- [CHALLENGE]: Reproduce all entries precisely as they are written.

- [DATA]:
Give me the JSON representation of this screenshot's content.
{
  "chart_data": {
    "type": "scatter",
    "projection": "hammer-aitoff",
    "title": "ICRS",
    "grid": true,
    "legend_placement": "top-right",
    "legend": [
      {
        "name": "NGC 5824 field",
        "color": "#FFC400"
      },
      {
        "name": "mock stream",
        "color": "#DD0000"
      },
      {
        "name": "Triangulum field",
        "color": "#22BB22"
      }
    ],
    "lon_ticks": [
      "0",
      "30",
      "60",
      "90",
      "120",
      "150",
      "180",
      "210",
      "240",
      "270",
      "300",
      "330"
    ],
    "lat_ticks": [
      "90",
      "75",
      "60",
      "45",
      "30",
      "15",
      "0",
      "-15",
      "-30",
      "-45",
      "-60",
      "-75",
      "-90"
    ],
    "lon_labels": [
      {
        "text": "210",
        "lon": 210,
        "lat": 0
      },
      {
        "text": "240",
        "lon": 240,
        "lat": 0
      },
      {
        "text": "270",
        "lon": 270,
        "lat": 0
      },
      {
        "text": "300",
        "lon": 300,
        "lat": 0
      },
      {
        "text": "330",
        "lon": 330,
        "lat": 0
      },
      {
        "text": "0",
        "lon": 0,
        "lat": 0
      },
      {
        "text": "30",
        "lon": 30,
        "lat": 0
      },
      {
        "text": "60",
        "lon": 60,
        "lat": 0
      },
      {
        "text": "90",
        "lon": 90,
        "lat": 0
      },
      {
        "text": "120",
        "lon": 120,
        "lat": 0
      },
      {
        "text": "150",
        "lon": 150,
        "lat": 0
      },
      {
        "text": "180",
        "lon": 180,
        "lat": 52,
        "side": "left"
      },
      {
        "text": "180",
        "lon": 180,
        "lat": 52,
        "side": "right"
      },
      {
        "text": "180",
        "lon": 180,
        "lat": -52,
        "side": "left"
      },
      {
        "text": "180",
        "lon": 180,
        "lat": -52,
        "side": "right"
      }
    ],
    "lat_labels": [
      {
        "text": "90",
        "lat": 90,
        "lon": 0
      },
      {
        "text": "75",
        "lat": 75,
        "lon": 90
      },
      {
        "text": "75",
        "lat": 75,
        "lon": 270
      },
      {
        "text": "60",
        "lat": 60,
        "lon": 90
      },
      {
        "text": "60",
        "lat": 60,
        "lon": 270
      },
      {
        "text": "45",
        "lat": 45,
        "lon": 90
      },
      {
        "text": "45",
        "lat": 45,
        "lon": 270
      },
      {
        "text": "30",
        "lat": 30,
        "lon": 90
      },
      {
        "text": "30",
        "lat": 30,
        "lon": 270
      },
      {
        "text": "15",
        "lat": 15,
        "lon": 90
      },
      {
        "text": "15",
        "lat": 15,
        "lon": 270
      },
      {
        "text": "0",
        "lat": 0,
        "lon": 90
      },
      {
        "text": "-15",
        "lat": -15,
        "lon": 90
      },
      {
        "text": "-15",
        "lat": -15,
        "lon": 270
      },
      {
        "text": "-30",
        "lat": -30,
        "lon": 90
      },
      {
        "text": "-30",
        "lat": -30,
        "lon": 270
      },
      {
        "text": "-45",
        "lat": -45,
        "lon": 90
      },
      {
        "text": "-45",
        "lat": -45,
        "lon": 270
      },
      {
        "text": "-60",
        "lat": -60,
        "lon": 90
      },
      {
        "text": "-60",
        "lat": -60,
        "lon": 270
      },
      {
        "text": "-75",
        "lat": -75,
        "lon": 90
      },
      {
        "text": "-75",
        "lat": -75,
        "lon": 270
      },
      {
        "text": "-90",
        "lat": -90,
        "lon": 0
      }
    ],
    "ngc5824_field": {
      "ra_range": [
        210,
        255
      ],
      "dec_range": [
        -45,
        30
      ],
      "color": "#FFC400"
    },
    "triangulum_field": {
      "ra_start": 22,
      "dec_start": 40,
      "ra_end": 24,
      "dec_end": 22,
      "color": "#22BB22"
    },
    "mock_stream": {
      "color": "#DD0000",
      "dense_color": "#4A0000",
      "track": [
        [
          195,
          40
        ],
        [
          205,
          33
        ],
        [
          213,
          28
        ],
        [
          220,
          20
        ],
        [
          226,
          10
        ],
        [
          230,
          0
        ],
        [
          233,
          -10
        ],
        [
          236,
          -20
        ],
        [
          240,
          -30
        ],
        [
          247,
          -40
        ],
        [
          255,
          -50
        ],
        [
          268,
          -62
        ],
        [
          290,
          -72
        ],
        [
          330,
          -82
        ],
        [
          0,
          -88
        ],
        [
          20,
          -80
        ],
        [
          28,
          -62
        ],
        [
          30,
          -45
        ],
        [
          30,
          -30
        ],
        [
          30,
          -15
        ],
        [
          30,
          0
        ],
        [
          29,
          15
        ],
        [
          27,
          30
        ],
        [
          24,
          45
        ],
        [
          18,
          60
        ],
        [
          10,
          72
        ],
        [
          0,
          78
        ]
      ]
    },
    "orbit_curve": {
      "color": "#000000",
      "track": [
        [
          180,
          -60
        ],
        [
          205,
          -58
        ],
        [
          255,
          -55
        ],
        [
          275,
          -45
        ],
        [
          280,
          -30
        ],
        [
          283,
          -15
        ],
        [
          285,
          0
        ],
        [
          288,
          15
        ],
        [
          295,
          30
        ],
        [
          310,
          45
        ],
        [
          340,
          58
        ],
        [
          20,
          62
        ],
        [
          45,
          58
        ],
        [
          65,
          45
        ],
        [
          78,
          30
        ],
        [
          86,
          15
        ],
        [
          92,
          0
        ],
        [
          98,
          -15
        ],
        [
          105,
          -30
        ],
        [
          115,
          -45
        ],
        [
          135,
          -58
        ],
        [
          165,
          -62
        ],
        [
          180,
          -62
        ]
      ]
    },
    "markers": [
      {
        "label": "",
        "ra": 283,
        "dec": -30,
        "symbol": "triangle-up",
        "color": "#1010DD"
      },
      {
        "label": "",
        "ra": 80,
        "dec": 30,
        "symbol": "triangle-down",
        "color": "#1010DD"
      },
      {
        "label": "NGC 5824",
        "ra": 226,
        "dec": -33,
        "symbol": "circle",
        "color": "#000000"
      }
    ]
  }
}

- [FINISHED EXERCISE]:
Give me the JSON representation of this screenshot's content.
{
  "chart_data": {
    "type": "scatter",
    "projection": "hammer-aitoff",
    "title": "ICRS",
    "grid": true,
    "legend_placement": "top-right",
    "legend": [
      {
        "name": "NGC 5824 field",
        "color": "#FFC400"
      },
      {
        "name": "mock stream",
        "color": "#DD0000"
      },
      {
        "name": "Triangulum field",
        "color": "#22BB22"
      }
    ],
    "lon_ticks": [
      "0",
      "30",
      "60",
      "90",
      "120",
      "150",
      "180",
      "210",
      "240",
      "270",
      "300",
      "330"
    ],
    "lat_ticks": [
      "90",
      "75",
      "60",
      "45",
      "30",
      "15",
      "0",
      "-15",
      "-30",
      "-45",
      "-60",
      "-75",
      "-90"
    ],
    "lon_labels": [
      {
        "text": "210",
        "lon": 210,
        "lat": 0
      },
      {
        "text": "240",
        "lon": 240,
        "lat": 0
      },
      {
        "text": "270",
        "lon": 270,
        "lat": 0
      },
      {
        "text": "300",
        "lon": 300,
        "lat": 0
      },
      {
        "text": "330",
        "lon": 330,
        "lat": 0
      },
      {
        "text": "0",
        "lon": 0,
        "lat": 0
      },
      {
        "text": "30",
        "lon": 30,
        "lat": 0
      },
      {
        "text": "60",
        "lon": 60,
        "lat": 0
      },
      {
        "text": "90",
        "lon": 90,
        "lat": 0
      },
      {
        "text": "120",
        "lon": 120,
        "lat": 0
      },
      {
        "text": "150",
        "lon": 150,
        "lat": 0
      },
      {
        "text": "180",
        "lon": 180,
        "lat": 52,
        "side": "left"
      },
      {
        "text": "180",
        "lon": 180,
        "lat": 52,
        "side": "right"
      },
      {
        "text": "180",
        "lon": 180,
        "lat": -52,
        "side": "left"
      },
      {
        "text": "180",
        "lon": 180,
        "lat": -52,
        "side": "right"
      }
    ],
    "lat_labels": [
      {
        "text": "90",
        "lat": 90,
        "lon": 0
      },
      {
        "text": "75",
        "lat": 75,
        "lon": 90
      },
      {
        "text": "75",
        "lat": 75,
        "lon": 270
      },
      {
        "text": "60",
        "lat": 60,
        "lon": 90
      },
      {
        "text": "60",
        "lat": 60,
        "lon": 270
      },
      {
        "text": "45",
        "lat": 45,
        "lon": 90
      },
      {
        "text": "45",
        "lat": 45,
        "lon": 270
      },
      {
        "text": "30",
        "lat": 30,
        "lon": 90
      },
      {
        "text": "30",
        "lat": 30,
        "lon": 270
      },
      {
        "text": "15",
        "lat": 15,
        "lon": 90
      },
      {
        "text": "15",
        "lat": 15,
        "lon": 270
      },
      {
        "text": "0",
        "lat": 0,
        "lon": 90
      },
      {
        "text": "-15",
        "lat": -15,
        "lon": 90
      },
      {
        "text": "-15",
        "lat": -15,
        "lon": 270
      },
      {
        "text": "-30",
        "lat": -30,
        "lon": 90
      },
      {
        "text": "-30",
        "lat": -30,
        "lon": 270
      },
      {
        "text": "-45",
        "lat": -45,
        "lon": 90
      },
      {
        "text": "-45",
        "lat": -45,
        "lon": 270
      },
      {
        "text": "-60",
        "lat": -60,
        "lon": 90
      },
      {
        "text": "-60",
        "lat": -60,
        "lon": 270
      },
      {
        "text": "-75",
        "lat": -75,
        "lon": 90
      },
      {
        "text": "-75",
        "lat": -75,
        "lon": 270
      },
      {
        "text": "-90",
        "lat": -90,
        "lon": 0
      }
    ],
    "ngc5824_field": {
      "ra_range": [
        210,
        255
      ],
      "dec_range": [
        -45,
        30
      ],
      "color": "#FFC400"
    },
    "triangulum_field": {
      "ra_start": 22,
      "dec_start": 40,
      "ra_end": 24,
      "dec_end": 22,
      "color": "#22BB22"
    },
    "mock_stream": {
      "color": "#DD0000",
      "dense_color": "#4A0000",
      "track": [
        [
          195,
          40
        ],
        [
          205,
          33
        ],
        [
          213,
          28
        ],
        [
          220,
          20
        ],
        [
          226,
          10
        ],
        [
          230,
          0
        ],
        [
          233,
          -10
        ],
        [
          236,
          -20
        ],
        [
          240,
          -30
        ],
        [
          247,
          -40
        ],
        [
          255,
          -50
        ],
        [
          268,
          -62
        ],
        [
          290,
          -72
        ],
        [
          330,
          -82
        ],
        [
          0,
          -88
        ],
        [
          20,
          -80
        ],
        [
          28,
          -62
        ],
        [
          30,
          -45
        ],
        [
          30,
          -30
        ],
        [
          30,
          -15
        ],
        [
          30,
          0
        ],
        [
          29,
          15
        ],
        [
          27,
          30
        ],
        [
          24,
          45
        ],
        [
          18,
          60
        ],
        [
          10,
          72
        ],
        [
          0,
          78
        ]
      ]
    },
    "orbit_curve": {
      "color": "#000000",
      "track": [
        [
          180,
          -60
        ],
        [
          205,
          -58
        ],
        [
          255,
          -55
        ],
        [
          275,
          -45
        ],
        [
          280,
          -30
        ],
        [
          283,
          -15
        ],
        [
          285,
          0
        ],
        [
          288,
          15
        ],
        [
          295,
          30
        ],
        [
          310,
          45
        ],
        [
          340,
          58
        ],
        [
          20,
          62
        ],
        [
          45,
          58
        ],
        [
          65,
          45
        ],
        [
          78,
          30
        ],
        [
          86,
          15
        ],
        [
          92,
          0
        ],
        [
          98,
          -15
        ],
        [
          105,
          -30
        ],
        [
          115,
          -45
        ],
        [
          135,
          -58
        ],
        [
          165,
          -62
        ],
        [
          180,
          -62
        ]
      ]
    },
    "markers": [
      {
        "label": "",
        "ra": 283,
        "dec": -30,
        "symbol": "triangle-up",
        "color": "#1010DD"
      },
      {
        "label": "",
        "ra": 80,
        "dec": 30,
        "symbol": "triangle-down",
        "color": "#1010DD"
      },
      {
        "label": "NGC 5824",
        "ra": 226,
        "dec": -33,
        "symbol": "circle",
        "color": "#000000"
      }
    ]
  }
}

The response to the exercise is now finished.